Your goal -> Please give the count of lines holding the string "text" and nothing besides.

Record list ->
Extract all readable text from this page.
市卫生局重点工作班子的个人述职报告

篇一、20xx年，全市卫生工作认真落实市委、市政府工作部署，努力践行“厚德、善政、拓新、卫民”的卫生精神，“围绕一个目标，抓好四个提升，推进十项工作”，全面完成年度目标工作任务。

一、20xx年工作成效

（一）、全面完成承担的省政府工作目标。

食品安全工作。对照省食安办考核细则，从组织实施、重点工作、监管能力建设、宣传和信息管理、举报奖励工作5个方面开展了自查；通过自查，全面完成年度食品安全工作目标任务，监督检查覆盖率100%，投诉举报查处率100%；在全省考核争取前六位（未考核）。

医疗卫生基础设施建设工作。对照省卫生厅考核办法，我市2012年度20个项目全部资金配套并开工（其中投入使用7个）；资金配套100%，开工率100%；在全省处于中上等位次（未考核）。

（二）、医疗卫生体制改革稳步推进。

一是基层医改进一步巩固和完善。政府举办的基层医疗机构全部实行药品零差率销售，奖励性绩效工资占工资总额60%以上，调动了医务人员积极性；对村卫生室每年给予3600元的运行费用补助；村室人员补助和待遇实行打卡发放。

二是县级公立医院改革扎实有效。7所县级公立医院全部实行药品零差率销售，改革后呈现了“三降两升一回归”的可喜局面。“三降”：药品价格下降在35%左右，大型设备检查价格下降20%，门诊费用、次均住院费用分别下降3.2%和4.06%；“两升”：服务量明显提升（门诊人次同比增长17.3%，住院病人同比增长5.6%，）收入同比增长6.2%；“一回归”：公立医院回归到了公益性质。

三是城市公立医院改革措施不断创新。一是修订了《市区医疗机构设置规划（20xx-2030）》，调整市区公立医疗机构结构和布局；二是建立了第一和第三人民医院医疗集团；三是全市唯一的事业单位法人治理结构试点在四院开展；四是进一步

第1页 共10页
==
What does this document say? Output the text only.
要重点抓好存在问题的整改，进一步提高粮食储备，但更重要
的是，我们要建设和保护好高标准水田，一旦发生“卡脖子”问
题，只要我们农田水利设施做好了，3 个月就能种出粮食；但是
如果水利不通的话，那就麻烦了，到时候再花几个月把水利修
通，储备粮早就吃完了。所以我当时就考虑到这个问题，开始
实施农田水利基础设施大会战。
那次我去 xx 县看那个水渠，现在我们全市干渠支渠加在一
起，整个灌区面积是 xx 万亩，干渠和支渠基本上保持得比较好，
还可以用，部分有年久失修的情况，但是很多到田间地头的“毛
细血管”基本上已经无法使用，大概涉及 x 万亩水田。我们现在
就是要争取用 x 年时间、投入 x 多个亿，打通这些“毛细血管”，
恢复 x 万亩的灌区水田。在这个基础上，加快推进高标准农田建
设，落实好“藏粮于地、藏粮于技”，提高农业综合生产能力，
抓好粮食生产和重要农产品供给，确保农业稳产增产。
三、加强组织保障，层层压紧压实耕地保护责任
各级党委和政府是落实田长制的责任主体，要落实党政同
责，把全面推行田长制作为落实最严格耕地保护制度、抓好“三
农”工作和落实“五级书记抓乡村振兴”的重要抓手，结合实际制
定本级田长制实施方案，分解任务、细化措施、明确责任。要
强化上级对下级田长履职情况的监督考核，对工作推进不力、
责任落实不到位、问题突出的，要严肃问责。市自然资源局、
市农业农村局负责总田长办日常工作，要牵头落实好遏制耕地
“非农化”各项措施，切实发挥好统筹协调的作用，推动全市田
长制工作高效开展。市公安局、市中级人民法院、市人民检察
--
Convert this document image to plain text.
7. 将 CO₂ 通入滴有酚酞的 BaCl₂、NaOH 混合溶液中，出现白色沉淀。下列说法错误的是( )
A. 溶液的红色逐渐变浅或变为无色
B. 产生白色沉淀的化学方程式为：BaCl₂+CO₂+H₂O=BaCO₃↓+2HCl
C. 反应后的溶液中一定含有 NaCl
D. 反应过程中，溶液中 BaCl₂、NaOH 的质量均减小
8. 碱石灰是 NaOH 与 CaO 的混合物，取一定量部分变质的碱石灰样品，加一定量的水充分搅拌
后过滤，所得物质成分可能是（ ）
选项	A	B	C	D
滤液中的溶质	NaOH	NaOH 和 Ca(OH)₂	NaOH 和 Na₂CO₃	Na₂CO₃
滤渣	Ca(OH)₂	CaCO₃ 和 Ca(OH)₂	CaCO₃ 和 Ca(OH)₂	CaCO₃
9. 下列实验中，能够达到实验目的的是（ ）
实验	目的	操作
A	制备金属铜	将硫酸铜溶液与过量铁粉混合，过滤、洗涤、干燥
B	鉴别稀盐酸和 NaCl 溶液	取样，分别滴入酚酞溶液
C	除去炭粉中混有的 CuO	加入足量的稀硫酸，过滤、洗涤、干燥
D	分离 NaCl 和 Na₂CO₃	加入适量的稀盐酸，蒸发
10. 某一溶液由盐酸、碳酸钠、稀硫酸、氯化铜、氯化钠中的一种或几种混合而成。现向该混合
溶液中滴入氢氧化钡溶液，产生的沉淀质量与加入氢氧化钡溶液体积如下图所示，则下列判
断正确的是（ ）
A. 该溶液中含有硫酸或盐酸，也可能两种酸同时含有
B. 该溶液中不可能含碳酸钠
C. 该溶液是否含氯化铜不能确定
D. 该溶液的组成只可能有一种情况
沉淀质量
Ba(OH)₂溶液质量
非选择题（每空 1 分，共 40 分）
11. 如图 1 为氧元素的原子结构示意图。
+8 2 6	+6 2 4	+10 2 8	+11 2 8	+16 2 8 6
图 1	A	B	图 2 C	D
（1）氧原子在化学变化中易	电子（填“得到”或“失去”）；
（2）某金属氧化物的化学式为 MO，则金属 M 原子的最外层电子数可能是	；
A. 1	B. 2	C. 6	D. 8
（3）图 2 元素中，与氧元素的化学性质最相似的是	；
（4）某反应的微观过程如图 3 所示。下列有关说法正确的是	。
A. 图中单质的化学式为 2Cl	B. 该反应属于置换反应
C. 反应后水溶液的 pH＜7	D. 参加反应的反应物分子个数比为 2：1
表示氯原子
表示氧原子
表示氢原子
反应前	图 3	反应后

Solution to the exercise -> 3